▶ _DO THIS_
In the records below, count every line containing "военную". Reply with the number only.

▶ _Dataset items_
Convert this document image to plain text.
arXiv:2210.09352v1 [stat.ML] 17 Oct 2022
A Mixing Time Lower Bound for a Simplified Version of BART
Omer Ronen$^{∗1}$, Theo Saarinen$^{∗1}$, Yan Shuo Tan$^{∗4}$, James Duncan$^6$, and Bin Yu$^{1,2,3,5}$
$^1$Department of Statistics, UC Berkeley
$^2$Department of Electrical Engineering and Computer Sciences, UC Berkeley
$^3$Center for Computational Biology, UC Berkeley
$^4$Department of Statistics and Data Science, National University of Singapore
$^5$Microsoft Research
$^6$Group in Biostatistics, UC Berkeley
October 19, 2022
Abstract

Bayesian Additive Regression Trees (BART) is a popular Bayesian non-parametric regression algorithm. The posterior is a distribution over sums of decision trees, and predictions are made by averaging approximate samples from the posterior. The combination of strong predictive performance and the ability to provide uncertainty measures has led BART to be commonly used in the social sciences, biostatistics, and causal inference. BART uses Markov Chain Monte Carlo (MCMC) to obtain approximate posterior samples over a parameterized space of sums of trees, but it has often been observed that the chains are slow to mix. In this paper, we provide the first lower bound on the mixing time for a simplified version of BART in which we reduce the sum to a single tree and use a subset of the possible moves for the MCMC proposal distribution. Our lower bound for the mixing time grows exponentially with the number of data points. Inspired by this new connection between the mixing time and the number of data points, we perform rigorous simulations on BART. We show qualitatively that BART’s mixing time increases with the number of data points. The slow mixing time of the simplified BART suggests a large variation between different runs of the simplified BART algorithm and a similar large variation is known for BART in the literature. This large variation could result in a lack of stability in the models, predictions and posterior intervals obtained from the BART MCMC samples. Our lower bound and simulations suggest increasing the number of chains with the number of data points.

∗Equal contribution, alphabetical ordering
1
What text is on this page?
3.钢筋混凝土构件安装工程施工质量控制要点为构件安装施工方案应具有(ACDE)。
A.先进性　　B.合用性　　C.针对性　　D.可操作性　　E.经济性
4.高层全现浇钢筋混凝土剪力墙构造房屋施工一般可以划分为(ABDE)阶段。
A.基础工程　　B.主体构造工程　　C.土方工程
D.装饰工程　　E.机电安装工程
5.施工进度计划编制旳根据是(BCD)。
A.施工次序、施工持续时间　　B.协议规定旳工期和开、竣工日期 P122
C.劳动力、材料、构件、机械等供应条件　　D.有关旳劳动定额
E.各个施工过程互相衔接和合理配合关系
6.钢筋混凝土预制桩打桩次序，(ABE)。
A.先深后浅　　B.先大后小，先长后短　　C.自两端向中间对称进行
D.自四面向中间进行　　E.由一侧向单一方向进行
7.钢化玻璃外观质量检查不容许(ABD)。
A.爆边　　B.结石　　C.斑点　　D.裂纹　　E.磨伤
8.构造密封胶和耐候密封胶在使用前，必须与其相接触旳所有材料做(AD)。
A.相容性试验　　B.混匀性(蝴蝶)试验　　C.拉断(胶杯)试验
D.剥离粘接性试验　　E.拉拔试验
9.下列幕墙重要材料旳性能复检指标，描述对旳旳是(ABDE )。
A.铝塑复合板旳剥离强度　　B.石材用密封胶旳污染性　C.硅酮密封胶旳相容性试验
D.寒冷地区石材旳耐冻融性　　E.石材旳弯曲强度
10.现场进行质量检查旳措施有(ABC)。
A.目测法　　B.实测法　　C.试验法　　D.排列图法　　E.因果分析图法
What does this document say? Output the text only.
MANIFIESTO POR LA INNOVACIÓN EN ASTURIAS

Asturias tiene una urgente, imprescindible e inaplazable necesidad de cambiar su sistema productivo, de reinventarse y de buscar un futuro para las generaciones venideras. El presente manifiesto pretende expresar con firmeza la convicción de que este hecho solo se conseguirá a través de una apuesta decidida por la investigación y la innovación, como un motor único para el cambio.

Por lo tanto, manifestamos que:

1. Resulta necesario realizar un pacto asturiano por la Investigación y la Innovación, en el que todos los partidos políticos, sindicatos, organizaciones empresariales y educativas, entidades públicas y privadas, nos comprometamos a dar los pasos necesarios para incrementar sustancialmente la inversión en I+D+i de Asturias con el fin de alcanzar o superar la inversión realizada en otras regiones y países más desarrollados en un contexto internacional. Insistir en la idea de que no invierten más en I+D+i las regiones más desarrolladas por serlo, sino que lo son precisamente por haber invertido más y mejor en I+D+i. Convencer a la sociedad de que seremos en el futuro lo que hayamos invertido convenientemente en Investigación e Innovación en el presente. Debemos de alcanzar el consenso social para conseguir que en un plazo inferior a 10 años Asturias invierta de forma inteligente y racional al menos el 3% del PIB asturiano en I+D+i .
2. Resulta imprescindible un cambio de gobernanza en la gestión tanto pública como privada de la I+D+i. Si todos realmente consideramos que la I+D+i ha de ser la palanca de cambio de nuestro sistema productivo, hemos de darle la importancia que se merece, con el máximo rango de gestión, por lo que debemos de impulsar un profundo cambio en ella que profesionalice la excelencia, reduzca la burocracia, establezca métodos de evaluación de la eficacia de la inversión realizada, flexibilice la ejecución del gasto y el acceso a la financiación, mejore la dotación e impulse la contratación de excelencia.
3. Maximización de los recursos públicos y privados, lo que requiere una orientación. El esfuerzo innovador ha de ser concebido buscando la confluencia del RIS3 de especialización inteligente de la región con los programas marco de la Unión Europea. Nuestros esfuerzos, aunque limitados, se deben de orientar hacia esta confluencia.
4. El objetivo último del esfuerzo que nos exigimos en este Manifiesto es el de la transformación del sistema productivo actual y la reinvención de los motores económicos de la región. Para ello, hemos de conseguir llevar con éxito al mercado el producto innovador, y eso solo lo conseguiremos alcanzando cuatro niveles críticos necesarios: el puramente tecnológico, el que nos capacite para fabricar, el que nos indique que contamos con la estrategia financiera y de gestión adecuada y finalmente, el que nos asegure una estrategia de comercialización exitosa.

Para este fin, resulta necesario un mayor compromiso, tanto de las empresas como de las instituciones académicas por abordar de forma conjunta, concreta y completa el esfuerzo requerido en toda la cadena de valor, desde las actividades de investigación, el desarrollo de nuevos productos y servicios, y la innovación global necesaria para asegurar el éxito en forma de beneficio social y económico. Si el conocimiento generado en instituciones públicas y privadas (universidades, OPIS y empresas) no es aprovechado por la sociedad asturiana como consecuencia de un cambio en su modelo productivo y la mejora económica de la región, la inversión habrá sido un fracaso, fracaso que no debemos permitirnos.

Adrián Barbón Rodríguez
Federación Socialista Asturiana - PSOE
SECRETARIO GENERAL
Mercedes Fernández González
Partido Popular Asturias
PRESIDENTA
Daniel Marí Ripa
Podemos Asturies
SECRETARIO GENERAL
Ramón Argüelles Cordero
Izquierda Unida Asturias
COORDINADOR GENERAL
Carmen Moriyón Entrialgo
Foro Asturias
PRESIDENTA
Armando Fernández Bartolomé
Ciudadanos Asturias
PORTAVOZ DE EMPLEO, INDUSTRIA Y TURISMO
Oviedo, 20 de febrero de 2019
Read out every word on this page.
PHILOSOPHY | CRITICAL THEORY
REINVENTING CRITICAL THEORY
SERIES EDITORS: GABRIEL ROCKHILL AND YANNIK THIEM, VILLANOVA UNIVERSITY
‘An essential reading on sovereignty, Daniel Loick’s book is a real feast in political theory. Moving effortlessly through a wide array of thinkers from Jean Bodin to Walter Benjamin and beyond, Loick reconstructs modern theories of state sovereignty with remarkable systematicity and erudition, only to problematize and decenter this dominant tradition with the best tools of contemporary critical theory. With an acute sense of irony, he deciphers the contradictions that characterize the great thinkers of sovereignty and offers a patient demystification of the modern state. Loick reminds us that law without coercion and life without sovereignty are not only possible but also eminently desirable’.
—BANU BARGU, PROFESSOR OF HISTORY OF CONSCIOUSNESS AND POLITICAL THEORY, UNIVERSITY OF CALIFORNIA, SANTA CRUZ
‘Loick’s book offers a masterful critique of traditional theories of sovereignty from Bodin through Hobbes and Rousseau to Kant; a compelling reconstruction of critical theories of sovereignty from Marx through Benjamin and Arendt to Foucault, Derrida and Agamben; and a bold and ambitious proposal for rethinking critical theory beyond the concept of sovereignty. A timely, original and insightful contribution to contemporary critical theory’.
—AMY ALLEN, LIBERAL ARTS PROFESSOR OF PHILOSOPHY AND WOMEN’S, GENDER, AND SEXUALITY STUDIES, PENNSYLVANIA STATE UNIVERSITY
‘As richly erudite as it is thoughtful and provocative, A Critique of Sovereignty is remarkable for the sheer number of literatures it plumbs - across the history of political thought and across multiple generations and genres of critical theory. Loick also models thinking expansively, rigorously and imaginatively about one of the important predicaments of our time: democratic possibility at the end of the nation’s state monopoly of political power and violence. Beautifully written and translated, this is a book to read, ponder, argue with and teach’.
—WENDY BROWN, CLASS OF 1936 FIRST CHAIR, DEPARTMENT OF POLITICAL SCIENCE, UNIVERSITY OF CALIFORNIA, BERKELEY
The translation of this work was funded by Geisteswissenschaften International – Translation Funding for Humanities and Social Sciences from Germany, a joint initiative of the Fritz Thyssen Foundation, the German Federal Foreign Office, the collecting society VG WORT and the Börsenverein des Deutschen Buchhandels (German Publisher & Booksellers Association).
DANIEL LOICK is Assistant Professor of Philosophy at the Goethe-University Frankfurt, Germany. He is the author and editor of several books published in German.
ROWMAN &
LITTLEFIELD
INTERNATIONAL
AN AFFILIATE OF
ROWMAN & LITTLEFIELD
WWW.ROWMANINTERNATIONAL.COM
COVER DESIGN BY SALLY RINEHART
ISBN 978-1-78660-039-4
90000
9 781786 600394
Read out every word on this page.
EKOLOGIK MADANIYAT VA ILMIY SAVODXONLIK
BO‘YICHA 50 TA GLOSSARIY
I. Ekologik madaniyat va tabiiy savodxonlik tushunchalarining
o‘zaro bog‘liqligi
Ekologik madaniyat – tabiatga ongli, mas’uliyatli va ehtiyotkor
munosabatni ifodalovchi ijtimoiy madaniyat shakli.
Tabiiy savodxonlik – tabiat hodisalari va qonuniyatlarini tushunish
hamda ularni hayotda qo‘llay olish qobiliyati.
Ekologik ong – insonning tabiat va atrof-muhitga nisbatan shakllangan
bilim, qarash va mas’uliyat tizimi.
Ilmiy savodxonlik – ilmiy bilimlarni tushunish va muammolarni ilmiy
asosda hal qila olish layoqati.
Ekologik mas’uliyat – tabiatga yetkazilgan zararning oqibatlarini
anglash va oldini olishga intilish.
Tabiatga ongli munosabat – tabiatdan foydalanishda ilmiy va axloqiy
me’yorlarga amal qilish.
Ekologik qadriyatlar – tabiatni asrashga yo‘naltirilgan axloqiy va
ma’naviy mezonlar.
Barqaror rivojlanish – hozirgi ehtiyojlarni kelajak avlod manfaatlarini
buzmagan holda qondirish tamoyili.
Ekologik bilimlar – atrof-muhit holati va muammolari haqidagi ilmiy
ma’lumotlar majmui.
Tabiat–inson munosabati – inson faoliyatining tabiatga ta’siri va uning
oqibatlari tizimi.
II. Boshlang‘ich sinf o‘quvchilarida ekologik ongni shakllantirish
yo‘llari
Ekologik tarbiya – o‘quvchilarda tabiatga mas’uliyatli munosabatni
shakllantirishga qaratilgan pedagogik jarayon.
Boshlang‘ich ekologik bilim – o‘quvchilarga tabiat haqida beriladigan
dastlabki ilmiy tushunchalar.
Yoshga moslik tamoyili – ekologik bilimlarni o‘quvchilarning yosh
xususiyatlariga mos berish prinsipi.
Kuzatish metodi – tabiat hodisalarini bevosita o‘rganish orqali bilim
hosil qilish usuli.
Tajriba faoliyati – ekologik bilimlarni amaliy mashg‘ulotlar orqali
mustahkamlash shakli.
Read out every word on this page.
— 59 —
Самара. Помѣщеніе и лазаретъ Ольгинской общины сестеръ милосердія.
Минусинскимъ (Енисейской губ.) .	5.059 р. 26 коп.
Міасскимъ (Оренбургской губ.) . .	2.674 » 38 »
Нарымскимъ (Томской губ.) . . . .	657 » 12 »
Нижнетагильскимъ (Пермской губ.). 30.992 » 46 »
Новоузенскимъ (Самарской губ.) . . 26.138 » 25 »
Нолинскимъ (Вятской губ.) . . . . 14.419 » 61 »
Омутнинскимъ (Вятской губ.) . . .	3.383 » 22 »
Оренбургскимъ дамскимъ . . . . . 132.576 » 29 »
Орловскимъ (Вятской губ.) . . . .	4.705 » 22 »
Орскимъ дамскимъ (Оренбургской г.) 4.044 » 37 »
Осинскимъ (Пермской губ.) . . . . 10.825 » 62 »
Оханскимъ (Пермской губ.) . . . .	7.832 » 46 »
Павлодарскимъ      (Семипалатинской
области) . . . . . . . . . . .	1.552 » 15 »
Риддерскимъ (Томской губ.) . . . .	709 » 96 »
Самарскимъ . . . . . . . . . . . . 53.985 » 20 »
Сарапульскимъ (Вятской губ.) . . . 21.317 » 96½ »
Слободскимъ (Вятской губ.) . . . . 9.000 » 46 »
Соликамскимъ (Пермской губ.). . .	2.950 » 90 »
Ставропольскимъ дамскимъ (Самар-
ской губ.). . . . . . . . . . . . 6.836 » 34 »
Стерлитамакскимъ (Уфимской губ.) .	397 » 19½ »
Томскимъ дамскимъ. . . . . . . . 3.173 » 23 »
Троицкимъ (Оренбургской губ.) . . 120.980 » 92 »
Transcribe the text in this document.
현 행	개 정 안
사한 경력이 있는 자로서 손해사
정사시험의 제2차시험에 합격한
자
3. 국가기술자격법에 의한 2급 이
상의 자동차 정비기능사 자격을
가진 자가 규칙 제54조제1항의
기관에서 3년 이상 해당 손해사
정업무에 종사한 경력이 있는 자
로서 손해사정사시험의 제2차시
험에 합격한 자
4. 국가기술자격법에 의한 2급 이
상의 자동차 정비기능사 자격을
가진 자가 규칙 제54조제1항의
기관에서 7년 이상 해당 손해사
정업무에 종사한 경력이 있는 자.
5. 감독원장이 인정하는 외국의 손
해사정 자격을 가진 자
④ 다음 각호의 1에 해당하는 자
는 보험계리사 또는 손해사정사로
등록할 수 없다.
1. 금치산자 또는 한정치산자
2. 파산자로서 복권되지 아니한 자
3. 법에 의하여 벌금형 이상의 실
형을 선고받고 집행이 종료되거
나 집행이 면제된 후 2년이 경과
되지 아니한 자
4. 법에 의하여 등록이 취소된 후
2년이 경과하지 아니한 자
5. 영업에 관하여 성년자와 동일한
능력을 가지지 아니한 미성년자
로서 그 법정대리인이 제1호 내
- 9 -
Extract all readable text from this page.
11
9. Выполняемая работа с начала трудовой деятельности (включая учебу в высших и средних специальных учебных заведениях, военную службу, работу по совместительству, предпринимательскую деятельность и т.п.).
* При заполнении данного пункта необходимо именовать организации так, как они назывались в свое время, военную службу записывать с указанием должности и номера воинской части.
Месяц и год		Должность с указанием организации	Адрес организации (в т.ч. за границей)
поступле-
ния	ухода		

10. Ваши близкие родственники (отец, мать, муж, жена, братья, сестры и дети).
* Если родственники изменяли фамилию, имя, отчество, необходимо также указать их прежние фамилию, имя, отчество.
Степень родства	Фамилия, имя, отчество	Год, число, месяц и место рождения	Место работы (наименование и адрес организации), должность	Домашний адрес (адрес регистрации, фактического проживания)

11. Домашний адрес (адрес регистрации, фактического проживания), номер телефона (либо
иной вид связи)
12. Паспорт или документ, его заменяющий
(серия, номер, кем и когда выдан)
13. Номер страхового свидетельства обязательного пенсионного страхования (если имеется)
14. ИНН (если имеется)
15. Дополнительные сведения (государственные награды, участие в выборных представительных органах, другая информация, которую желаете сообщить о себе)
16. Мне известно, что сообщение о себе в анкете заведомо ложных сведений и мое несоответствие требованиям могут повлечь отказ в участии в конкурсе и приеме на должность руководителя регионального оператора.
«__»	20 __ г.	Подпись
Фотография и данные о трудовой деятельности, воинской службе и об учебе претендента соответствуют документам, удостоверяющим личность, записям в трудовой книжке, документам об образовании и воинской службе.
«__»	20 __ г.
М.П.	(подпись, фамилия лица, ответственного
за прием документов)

▶ _WRITTEN ANSWER_
2